Work out the number of lines in the records that include the word "seven"; reply with that number alone.

▸ **RECORDS FOR PROCESSING**:
=======
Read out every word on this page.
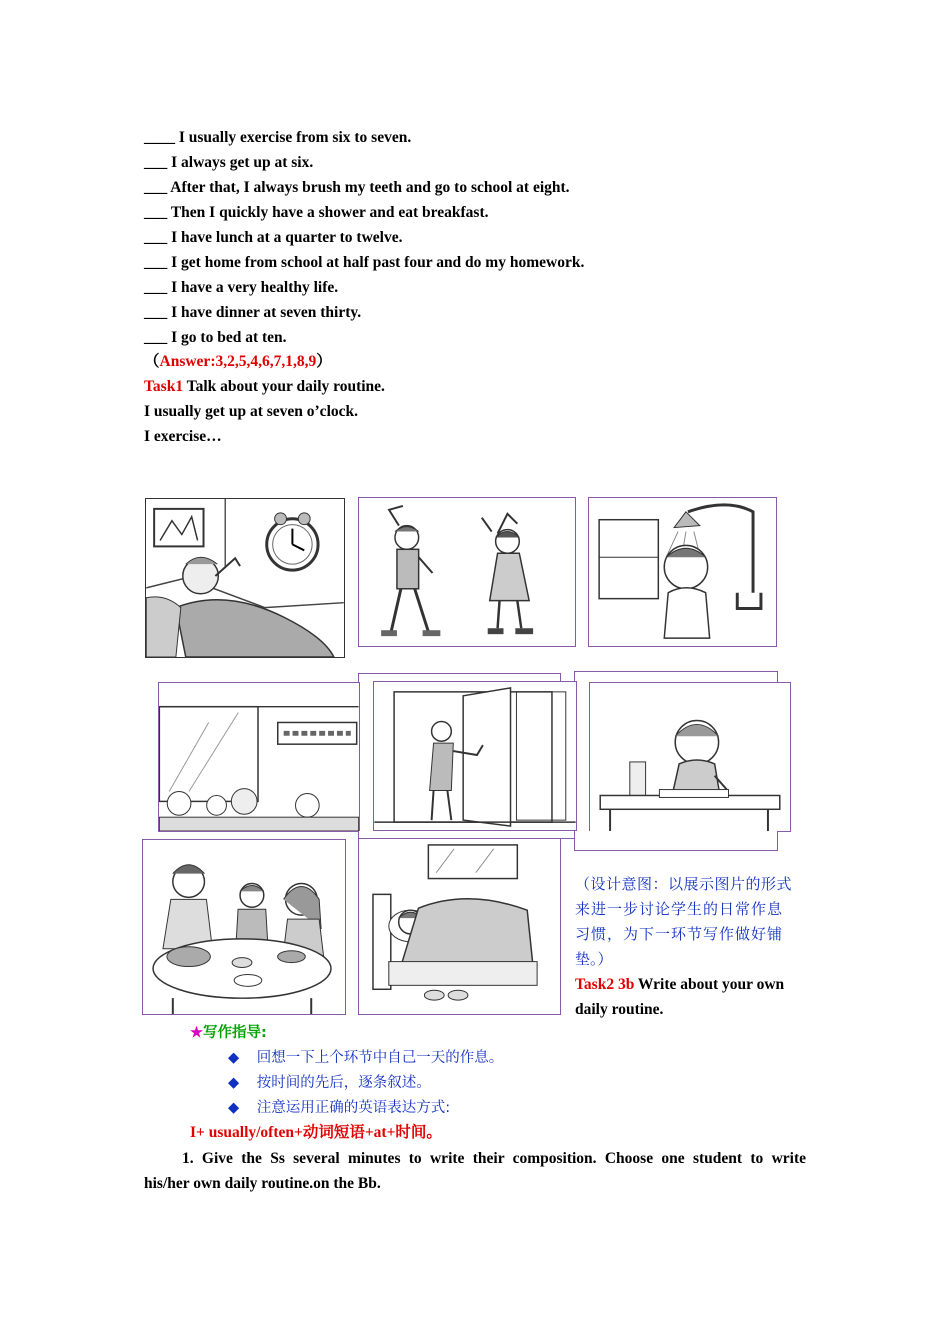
____ I usually exercise from six to seven.
___ I always get up at six.
___ After that, I always brush my teeth and go to school at eight.
___ Then I quickly have a shower and eat breakfast.
___ I have lunch at a quarter to twelve.
___ I get home from school at half past four and do my homework.
___ I have a very healthy life.
___ I have dinner at seven thirty.
___ I go to bed at ten.
（Answer:3,2,5,4,6,7,1,8,9）
Task1 Talk about your daily routine.
I usually get up at seven o’clock.
I exercise…
（设计意图：以展示图片的形式
来进一步讨论学生的日常作息
习惯，为下一环节写作做好铺
垫。）
Task2 3b Write about your own
daily routine.
★写作指导:
◆ 回想一下上个环节中自己一天的作息。
◆ 按时间的先后，逐条叙述。
◆ 注意运用正确的英语表达方式:
I+ usually/often+动词短语+at+时间。
1. Give the Ss several minutes to write their composition. Choose one student to write
his/her own daily routine.on the Bb.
=======
▸ **SOLUTION TO THE PROBLEM**: 3